=== PROBLEM DESCRIPTION ===
Using the records that follow, copy every line containing the word "France".
## Begin MATERIAL
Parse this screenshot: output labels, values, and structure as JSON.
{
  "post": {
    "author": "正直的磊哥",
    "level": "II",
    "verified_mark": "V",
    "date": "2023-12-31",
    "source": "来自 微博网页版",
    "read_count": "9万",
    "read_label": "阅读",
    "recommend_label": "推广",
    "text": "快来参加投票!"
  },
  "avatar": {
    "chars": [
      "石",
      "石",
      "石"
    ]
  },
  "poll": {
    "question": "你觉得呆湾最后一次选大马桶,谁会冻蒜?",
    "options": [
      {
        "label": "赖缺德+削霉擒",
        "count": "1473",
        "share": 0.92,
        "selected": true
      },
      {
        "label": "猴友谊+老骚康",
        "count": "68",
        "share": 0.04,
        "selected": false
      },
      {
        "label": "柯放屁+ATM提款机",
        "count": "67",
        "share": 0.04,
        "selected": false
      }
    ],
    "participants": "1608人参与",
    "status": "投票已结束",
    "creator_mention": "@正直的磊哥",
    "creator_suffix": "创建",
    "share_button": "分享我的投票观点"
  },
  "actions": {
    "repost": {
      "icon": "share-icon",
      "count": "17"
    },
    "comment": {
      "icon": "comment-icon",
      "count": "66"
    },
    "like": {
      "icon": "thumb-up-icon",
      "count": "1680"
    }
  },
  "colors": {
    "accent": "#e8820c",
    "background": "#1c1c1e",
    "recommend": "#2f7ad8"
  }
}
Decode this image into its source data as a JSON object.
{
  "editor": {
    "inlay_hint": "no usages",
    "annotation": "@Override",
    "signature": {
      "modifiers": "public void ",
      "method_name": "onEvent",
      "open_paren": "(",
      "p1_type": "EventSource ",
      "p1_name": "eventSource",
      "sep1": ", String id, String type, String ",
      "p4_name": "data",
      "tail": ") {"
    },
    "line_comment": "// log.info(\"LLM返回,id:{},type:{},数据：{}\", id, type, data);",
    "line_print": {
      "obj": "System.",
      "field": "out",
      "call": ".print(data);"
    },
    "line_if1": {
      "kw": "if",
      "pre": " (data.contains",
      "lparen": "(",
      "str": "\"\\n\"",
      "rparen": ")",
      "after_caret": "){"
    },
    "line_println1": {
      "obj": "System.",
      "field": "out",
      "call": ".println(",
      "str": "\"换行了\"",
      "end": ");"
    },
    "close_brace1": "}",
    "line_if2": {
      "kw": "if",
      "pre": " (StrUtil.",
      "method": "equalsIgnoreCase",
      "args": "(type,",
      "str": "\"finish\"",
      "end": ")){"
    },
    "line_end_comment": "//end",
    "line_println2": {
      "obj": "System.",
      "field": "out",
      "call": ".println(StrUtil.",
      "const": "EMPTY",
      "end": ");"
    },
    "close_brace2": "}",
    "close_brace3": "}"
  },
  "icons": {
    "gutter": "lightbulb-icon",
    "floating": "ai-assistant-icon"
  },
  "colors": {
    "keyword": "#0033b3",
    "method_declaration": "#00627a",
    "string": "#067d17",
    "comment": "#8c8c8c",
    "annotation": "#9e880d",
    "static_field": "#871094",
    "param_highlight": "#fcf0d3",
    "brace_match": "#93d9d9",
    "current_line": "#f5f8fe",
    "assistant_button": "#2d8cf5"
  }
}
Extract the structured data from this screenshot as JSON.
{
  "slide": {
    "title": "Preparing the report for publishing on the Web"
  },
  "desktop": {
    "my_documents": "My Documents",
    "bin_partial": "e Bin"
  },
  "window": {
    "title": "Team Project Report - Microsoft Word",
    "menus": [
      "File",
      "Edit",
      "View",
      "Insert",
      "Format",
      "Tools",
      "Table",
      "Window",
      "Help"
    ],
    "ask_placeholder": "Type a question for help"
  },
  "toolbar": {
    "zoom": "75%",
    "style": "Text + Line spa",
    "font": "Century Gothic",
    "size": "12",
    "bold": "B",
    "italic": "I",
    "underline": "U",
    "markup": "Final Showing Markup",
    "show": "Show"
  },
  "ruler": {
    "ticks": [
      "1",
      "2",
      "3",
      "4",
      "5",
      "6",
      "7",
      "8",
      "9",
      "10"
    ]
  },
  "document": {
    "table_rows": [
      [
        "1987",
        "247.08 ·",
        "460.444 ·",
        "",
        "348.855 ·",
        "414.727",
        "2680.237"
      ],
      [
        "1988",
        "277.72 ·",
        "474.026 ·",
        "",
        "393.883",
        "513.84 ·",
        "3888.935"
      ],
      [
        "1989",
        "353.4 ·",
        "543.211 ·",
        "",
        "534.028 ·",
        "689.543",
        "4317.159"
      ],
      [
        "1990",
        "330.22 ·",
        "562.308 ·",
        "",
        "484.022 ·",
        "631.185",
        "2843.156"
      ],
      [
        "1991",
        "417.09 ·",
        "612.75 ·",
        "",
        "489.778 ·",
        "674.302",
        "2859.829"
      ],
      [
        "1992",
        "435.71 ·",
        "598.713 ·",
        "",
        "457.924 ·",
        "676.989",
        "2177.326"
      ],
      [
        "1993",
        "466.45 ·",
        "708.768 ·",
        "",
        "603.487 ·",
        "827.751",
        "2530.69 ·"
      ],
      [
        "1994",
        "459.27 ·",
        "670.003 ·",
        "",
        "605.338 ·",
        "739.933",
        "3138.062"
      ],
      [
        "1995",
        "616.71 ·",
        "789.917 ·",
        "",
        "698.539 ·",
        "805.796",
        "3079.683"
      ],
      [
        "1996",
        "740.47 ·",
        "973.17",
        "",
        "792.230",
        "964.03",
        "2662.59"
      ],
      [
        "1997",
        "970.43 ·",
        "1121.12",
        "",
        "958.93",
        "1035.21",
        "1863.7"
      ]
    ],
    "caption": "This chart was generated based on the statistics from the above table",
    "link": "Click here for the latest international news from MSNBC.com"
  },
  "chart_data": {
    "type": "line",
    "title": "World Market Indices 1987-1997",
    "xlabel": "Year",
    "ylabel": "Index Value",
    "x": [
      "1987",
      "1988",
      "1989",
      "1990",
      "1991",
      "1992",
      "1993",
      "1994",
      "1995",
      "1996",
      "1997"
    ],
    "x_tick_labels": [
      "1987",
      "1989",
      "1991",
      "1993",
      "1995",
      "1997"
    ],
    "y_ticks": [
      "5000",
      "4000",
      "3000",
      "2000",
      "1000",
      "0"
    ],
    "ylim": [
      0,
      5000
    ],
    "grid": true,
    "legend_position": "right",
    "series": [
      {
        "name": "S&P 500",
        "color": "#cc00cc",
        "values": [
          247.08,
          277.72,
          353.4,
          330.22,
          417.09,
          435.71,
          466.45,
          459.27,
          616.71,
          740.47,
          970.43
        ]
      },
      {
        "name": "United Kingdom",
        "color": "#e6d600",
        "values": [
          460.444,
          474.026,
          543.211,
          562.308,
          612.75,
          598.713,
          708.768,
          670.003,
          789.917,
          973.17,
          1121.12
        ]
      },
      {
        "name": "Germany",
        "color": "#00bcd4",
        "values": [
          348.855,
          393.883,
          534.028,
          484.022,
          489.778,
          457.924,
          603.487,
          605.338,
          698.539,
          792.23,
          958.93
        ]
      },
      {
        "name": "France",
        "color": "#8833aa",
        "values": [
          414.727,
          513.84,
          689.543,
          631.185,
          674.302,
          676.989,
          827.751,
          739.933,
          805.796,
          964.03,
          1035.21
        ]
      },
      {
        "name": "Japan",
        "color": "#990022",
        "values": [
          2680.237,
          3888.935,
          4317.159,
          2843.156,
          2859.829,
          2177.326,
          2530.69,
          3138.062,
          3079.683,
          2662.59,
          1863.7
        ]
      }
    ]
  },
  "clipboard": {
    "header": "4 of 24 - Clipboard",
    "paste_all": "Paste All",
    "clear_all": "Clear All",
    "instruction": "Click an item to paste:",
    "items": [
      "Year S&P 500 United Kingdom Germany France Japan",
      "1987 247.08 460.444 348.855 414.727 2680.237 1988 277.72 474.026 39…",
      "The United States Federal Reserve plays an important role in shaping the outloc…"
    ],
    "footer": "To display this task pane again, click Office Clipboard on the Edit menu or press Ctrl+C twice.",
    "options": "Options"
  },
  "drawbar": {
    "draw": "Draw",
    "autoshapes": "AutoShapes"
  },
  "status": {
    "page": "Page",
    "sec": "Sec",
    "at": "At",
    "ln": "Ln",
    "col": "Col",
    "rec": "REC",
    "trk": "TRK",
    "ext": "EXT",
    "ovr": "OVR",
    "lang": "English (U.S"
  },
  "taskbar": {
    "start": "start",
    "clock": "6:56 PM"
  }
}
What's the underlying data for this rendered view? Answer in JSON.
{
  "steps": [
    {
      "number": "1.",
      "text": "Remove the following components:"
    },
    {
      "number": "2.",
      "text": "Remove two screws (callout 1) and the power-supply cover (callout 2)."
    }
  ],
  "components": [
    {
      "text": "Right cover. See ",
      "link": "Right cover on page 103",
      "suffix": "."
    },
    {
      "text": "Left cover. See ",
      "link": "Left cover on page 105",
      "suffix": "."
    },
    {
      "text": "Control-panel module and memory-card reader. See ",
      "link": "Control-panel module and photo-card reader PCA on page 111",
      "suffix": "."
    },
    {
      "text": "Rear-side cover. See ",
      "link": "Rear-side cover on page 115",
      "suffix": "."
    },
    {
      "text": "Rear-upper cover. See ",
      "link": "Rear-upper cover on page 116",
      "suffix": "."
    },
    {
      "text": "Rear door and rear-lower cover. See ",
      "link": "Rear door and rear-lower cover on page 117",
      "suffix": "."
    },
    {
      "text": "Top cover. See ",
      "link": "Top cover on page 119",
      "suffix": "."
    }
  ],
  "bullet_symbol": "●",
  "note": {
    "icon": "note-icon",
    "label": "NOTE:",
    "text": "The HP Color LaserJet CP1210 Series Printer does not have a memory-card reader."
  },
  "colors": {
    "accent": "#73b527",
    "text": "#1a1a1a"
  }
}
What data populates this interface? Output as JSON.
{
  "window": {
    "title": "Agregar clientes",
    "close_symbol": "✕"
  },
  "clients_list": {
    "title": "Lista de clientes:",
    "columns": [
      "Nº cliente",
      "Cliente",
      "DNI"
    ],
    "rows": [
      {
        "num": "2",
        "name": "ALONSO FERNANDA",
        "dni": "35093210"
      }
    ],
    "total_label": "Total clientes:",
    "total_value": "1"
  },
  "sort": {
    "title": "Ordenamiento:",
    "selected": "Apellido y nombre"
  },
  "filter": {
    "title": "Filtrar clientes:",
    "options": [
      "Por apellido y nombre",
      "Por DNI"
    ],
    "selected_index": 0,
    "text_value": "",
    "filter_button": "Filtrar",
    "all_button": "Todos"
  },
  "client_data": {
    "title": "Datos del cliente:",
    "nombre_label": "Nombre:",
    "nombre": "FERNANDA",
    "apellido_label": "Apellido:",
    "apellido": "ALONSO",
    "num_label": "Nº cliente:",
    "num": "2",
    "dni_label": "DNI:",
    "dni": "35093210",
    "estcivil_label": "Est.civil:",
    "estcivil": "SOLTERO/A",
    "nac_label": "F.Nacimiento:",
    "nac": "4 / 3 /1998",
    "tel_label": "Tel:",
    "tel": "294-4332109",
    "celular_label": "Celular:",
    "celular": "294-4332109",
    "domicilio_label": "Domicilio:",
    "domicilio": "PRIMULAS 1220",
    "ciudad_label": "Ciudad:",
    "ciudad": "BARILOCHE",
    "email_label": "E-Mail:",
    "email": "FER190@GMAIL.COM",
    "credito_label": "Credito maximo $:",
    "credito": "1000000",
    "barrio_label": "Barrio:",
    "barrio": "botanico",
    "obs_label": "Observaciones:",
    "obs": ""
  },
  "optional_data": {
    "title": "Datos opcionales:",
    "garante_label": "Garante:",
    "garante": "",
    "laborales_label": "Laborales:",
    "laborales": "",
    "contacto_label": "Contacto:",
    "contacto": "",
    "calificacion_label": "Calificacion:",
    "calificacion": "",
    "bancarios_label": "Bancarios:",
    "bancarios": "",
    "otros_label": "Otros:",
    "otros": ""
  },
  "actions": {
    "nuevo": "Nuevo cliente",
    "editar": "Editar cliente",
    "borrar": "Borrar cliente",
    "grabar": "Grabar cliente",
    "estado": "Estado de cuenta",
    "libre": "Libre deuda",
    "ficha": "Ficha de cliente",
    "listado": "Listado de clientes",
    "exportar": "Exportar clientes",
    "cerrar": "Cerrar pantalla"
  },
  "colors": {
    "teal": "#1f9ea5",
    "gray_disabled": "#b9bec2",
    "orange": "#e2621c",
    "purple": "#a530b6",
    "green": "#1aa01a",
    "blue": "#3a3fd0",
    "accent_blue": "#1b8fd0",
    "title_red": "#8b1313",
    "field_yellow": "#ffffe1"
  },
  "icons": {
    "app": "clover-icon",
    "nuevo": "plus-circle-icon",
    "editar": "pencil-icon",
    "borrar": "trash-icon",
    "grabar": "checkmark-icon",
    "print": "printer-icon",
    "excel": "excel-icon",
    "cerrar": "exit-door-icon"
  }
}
## End MATERIAL
=== ANSWER IN FULL ===
        "name": "France",
      "Year S&P 500 United Kingdom Germany France Japan",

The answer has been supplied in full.